#### Stored rows

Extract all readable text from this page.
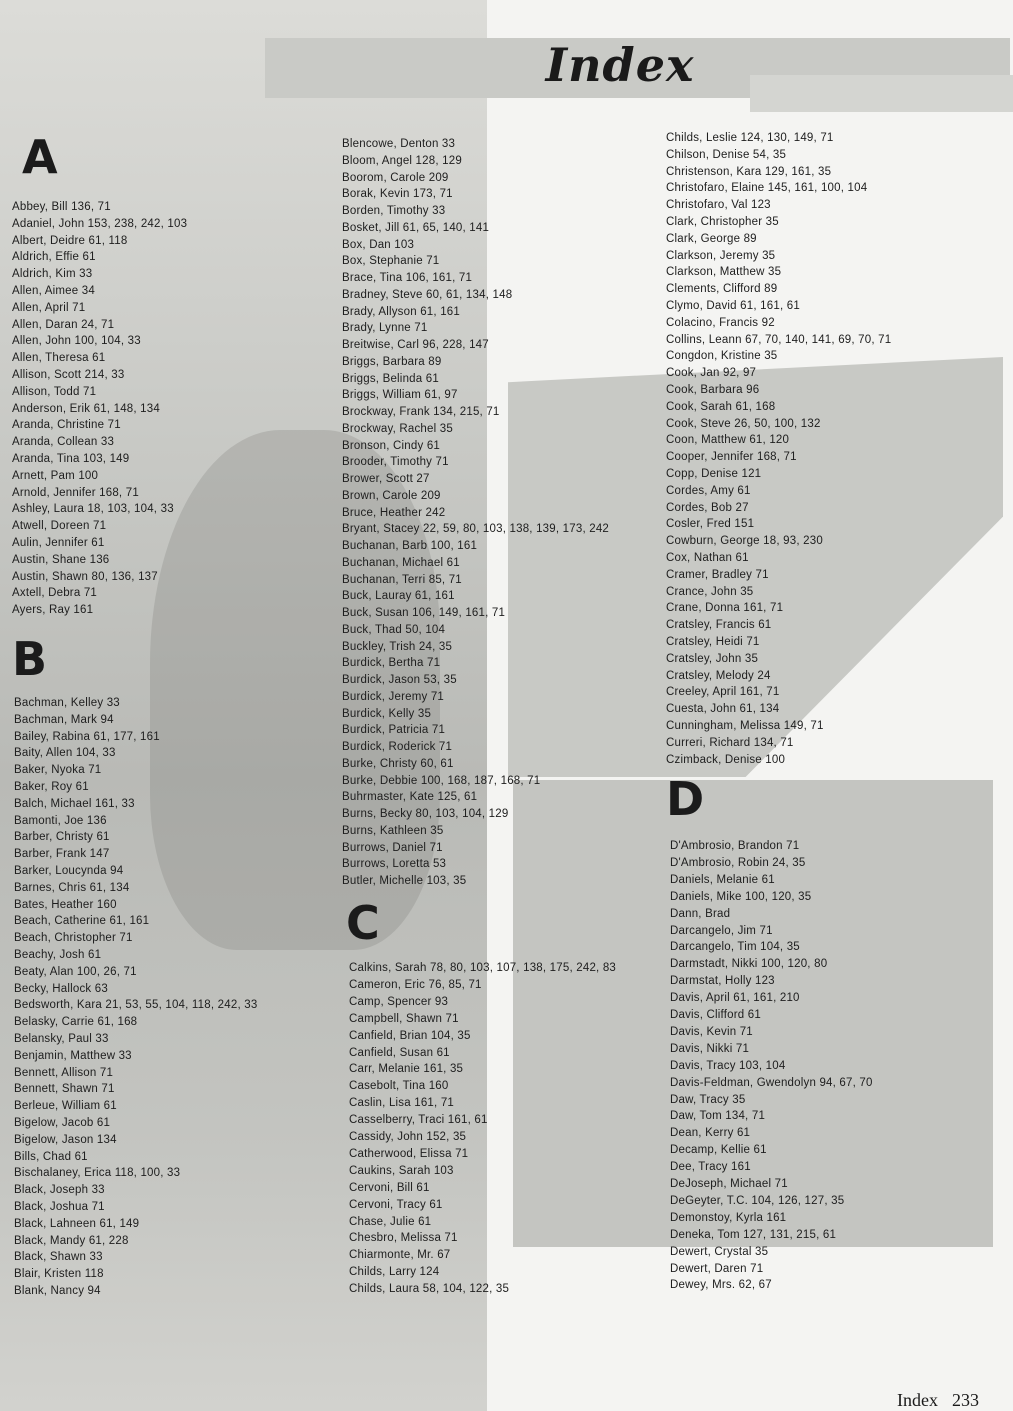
Index
A
Abbey, Bill 136, 71
Adaniel, John 153, 238, 242, 103
Albert, Deidre 61, 118
Aldrich, Effie 61
Aldrich, Kim 33
Allen, Aimee 34
Allen, April 71
Allen, Daran 24, 71
Allen, John 100, 104, 33
Allen, Theresa 61
Allison, Scott 214, 33
Allison, Todd 71
Anderson, Erik 61, 148, 134
Aranda, Christine 71
Aranda, Collean 33
Aranda, Tina 103, 149
Arnett, Pam 100
Arnold, Jennifer 168, 71
Ashley, Laura 18, 103, 104, 33
Atwell, Doreen 71
Aulin, Jennifer 61
Austin, Shane 136
Austin, Shawn 80, 136, 137
Axtell, Debra 71
Ayers, Ray 161
B
Bachman, Kelley 33
Bachman, Mark 94
Bailey, Rabina 61, 177, 161
Baity, Allen 104, 33
Baker, Nyoka 71
Baker, Roy 61
Balch, Michael 161, 33
Bamonti, Joe 136
Barber, Christy 61
Barber, Frank 147
Barker, Loucynda 94
Barnes, Chris 61, 134
Bates, Heather 160
Beach, Catherine 61, 161
Beach, Christopher 71
Beachy, Josh 61
Beaty, Alan 100, 26, 71
Becky, Hallock 63
Bedsworth, Kara 21, 53, 55, 104, 118, 242, 33
Belasky, Carrie 61, 168
Belansky, Paul 33
Benjamin, Matthew 33
Bennett, Allison 71
Bennett, Shawn 71
Berleue, William 61
Bigelow, Jacob 61
Bigelow, Jason 134
Bills, Chad 61
Bischalaney, Erica 118, 100, 33
Black, Joseph 33
Black, Joshua 71
Black, Lahneen 61, 149
Black, Mandy 61, 228
Black, Shawn 33
Blair, Kristen 118
Blank, Nancy 94
Blencowe, Denton 33
Bloom, Angel 128, 129
Boorom, Carole 209
Borak, Kevin 173, 71
Borden, Timothy 33
Bosket, Jill 61, 65, 140, 141
Box, Dan 103
Box, Stephanie 71
Brace, Tina 106, 161, 71
Bradney, Steve 60, 61, 134, 148
Brady, Allyson 61, 161
Brady, Lynne 71
Breitwise, Carl 96, 228, 147
Briggs, Barbara 89
Briggs, Belinda 61
Briggs, William 61, 97
Brockway, Frank 134, 215, 71
Brockway, Rachel 35
Bronson, Cindy 61
Brooder, Timothy 71
Brower, Scott 27
Brown, Carole 209
Bruce, Heather 242
Bryant, Stacey 22, 59, 80, 103, 138, 139, 173, 242
Buchanan, Barb 100, 161
Buchanan, Michael 61
Buchanan, Terri 85, 71
Buck, Lauray 61, 161
Buck, Susan 106, 149, 161, 71
Buck, Thad 50, 104
Buckley, Trish 24, 35
Burdick, Bertha 71
Burdick, Jason 53, 35
Burdick, Jeremy 71
Burdick, Kelly 35
Burdick, Patricia 71
Burdick, Roderick 71
Burke, Christy 60, 61
Burke, Debbie 100, 168, 187, 168, 71
Buhrmaster, Kate 125, 61
Burns, Becky 80, 103, 104, 129
Burns, Kathleen 35
Burrows, Daniel 71
Burrows, Loretta 53
Butler, Michelle 103, 35
C
Calkins, Sarah 78, 80, 103, 107, 138, 175, 242, 83
Cameron, Eric 76, 85, 71
Camp, Spencer 93
Campbell, Shawn 71
Canfield, Brian 104, 35
Canfield, Susan 61
Carr, Melanie 161, 35
Casebolt, Tina 160
Caslin, Lisa 161, 71
Casselberry, Traci 161, 61
Cassidy, John 152, 35
Catherwood, Elissa 71
Caukins, Sarah 103
Cervoni, Bill 61
Cervoni, Tracy 61
Chase, Julie 61
Chesbro, Melissa 71
Chiarmonte, Mr. 67
Childs, Larry 124
Childs, Laura 58, 104, 122, 35
Childs, Leslie 124, 130, 149, 71
Chilson, Denise 54, 35
Christenson, Kara 129, 161, 35
Christofaro, Elaine 145, 161, 100, 104
Christofaro, Val 123
Clark, Christopher 35
Clark, George 89
Clarkson, Jeremy 35
Clarkson, Matthew 35
Clements, Clifford 89
Clymo, David 61, 161, 61
Colacino, Francis 92
Collins, Leann 67, 70, 140, 141, 69, 70, 71
Congdon, Kristine 35
Cook, Jan 92, 97
Cook, Barbara 96
Cook, Sarah 61, 168
Cook, Steve 26, 50, 100, 132
Coon, Matthew 61, 120
Cooper, Jennifer 168, 71
Copp, Denise 121
Cordes, Amy 61
Cordes, Bob 27
Cosler, Fred 151
Cowburn, George 18, 93, 230
Cox, Nathan 61
Cramer, Bradley 71
Crance, John 35
Crane, Donna 161, 71
Cratsley, Francis 61
Cratsley, Heidi 71
Cratsley, John 35
Cratsley, Melody 24
Creeley, April 161, 71
Cuesta, John 61, 134
Cunningham, Melissa 149, 71
Curreri, Richard 134, 71
Czimback, Denise 100
D
D'Ambrosio, Brandon 71
D'Ambrosio, Robin 24, 35
Daniels, Melanie 61
Daniels, Mike 100, 120, 35
Dann, Brad
Darcangelo, Jim 71
Darcangelo, Tim 104, 35
Darmstadt, Nikki 100, 120, 80
Darmstat, Holly 123
Davis, April 61, 161, 210
Davis, Clifford 61
Davis, Kevin 71
Davis, Nikki 71
Davis, Tracy 103, 104
Davis-Feldman, Gwendolyn 94, 67, 70
Daw, Tracy 35
Daw, Tom 134, 71
Dean, Kerry 61
Decamp, Kellie 61
Dee, Tracy 161
DeJoseph, Michael 71
DeGeyter, T.C. 104, 126, 127, 35
Demonstoy, Kyrla 161
Deneka, Tom 127, 131, 215, 61
Dewert, Crystal 35
Dewert, Daren 71
Dewey, Mrs. 62, 67
Index 233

########

Stated exercise ▸ Retype every entry verbatim and exclude the pictures from the copy.

Response to the task ▸
Extract all readable text from this page.
Index
A
Abbey, Bill 136, 71
Adaniel, John 153, 238, 242, 103
Albert, Deidre 61, 118
Aldrich, Effie 61
Aldrich, Kim 33
Allen, Aimee 34
Allen, April 71
Allen, Daran 24, 71
Allen, John 100, 104, 33
Allen, Theresa 61
Allison, Scott 214, 33
Allison, Todd 71
Anderson, Erik 61, 148, 134
Aranda, Christine 71
Aranda, Collean 33
Aranda, Tina 103, 149
Arnett, Pam 100
Arnold, Jennifer 168, 71
Ashley, Laura 18, 103, 104, 33
Atwell, Doreen 71
Aulin, Jennifer 61
Austin, Shane 136
Austin, Shawn 80, 136, 137
Axtell, Debra 71
Ayers, Ray 161
B
Bachman, Kelley 33
Bachman, Mark 94
Bailey, Rabina 61, 177, 161
Baity, Allen 104, 33
Baker, Nyoka 71
Baker, Roy 61
Balch, Michael 161, 33
Bamonti, Joe 136
Barber, Christy 61
Barber, Frank 147
Barker, Loucynda 94
Barnes, Chris 61, 134
Bates, Heather 160
Beach, Catherine 61, 161
Beach, Christopher 71
Beachy, Josh 61
Beaty, Alan 100, 26, 71
Becky, Hallock 63
Bedsworth, Kara 21, 53, 55, 104, 118, 242, 33
Belasky, Carrie 61, 168
Belansky, Paul 33
Benjamin, Matthew 33
Bennett, Allison 71
Bennett, Shawn 71
Berleue, William 61
Bigelow, Jacob 61
Bigelow, Jason 134
Bills, Chad 61
Bischalaney, Erica 118, 100, 33
Black, Joseph 33
Black, Joshua 71
Black, Lahneen 61, 149
Black, Mandy 61, 228
Black, Shawn 33
Blair, Kristen 118
Blank, Nancy 94
Blencowe, Denton 33
Bloom, Angel 128, 129
Boorom, Carole 209
Borak, Kevin 173, 71
Borden, Timothy 33
Bosket, Jill 61, 65, 140, 141
Box, Dan 103
Box, Stephanie 71
Brace, Tina 106, 161, 71
Bradney, Steve 60, 61, 134, 148
Brady, Allyson 61, 161
Brady, Lynne 71
Breitwise, Carl 96, 228, 147
Briggs, Barbara 89
Briggs, Belinda 61
Briggs, William 61, 97
Brockway, Frank 134, 215, 71
Brockway, Rachel 35
Bronson, Cindy 61
Brooder, Timothy 71
Brower, Scott 27
Brown, Carole 209
Bruce, Heather 242
Bryant, Stacey 22, 59, 80, 103, 138, 139, 173, 242
Buchanan, Barb 100, 161
Buchanan, Michael 61
Buchanan, Terri 85, 71
Buck, Lauray 61, 161
Buck, Susan 106, 149, 161, 71
Buck, Thad 50, 104
Buckley, Trish 24, 35
Burdick, Bertha 71
Burdick, Jason 53, 35
Burdick, Jeremy 71
Burdick, Kelly 35
Burdick, Patricia 71
Burdick, Roderick 71
Burke, Christy 60, 61
Burke, Debbie 100, 168, 187, 168, 71
Buhrmaster, Kate 125, 61
Burns, Becky 80, 103, 104, 129
Burns, Kathleen 35
Burrows, Daniel 71
Burrows, Loretta 53
Butler, Michelle 103, 35
C
Calkins, Sarah 78, 80, 103, 107, 138, 175, 242, 83
Cameron, Eric 76, 85, 71
Camp, Spencer 93
Campbell, Shawn 71
Canfield, Brian 104, 35
Canfield, Susan 61
Carr, Melanie 161, 35
Casebolt, Tina 160
Caslin, Lisa 161, 71
Casselberry, Traci 161, 61
Cassidy, John 152, 35
Catherwood, Elissa 71
Caukins, Sarah 103
Cervoni, Bill 61
Cervoni, Tracy 61
Chase, Julie 61
Chesbro, Melissa 71
Chiarmonte, Mr. 67
Childs, Larry 124
Childs, Laura 58, 104, 122, 35
Childs, Leslie 124, 130, 149, 71
Chilson, Denise 54, 35
Christenson, Kara 129, 161, 35
Christofaro, Elaine 145, 161, 100, 104
Christofaro, Val 123
Clark, Christopher 35
Clark, George 89
Clarkson, Jeremy 35
Clarkson, Matthew 35
Clements, Clifford 89
Clymo, David 61, 161, 61
Colacino, Francis 92
Collins, Leann 67, 70, 140, 141, 69, 70, 71
Congdon, Kristine 35
Cook, Jan 92, 97
Cook, Barbara 96
Cook, Sarah 61, 168
Cook, Steve 26, 50, 100, 132
Coon, Matthew 61, 120
Cooper, Jennifer 168, 71
Copp, Denise 121
Cordes, Amy 61
Cordes, Bob 27
Cosler, Fred 151
Cowburn, George 18, 93, 230
Cox, Nathan 61
Cramer, Bradley 71
Crance, John 35
Crane, Donna 161, 71
Cratsley, Francis 61
Cratsley, Heidi 71
Cratsley, John 35
Cratsley, Melody 24
Creeley, April 161, 71
Cuesta, John 61, 134
Cunningham, Melissa 149, 71
Curreri, Richard 134, 71
Czimback, Denise 100
D
D'Ambrosio, Brandon 71
D'Ambrosio, Robin 24, 35
Daniels, Melanie 61
Daniels, Mike 100, 120, 35
Dann, Brad
Darcangelo, Jim 71
Darcangelo, Tim 104, 35
Darmstadt, Nikki 100, 120, 80
Darmstat, Holly 123
Davis, April 61, 161, 210
Davis, Clifford 61
Davis, Kevin 71
Davis, Nikki 71
Davis, Tracy 103, 104
Davis-Feldman, Gwendolyn 94, 67, 70
Daw, Tracy 35
Daw, Tom 134, 71
Dean, Kerry 61
Decamp, Kellie 61
Dee, Tracy 161
DeJoseph, Michael 71
DeGeyter, T.C. 104, 126, 127, 35
Demonstoy, Kyrla 161
Deneka, Tom 127, 131, 215, 61
Dewert, Crystal 35
Dewert, Daren 71
Dewey, Mrs. 62, 67
Index 233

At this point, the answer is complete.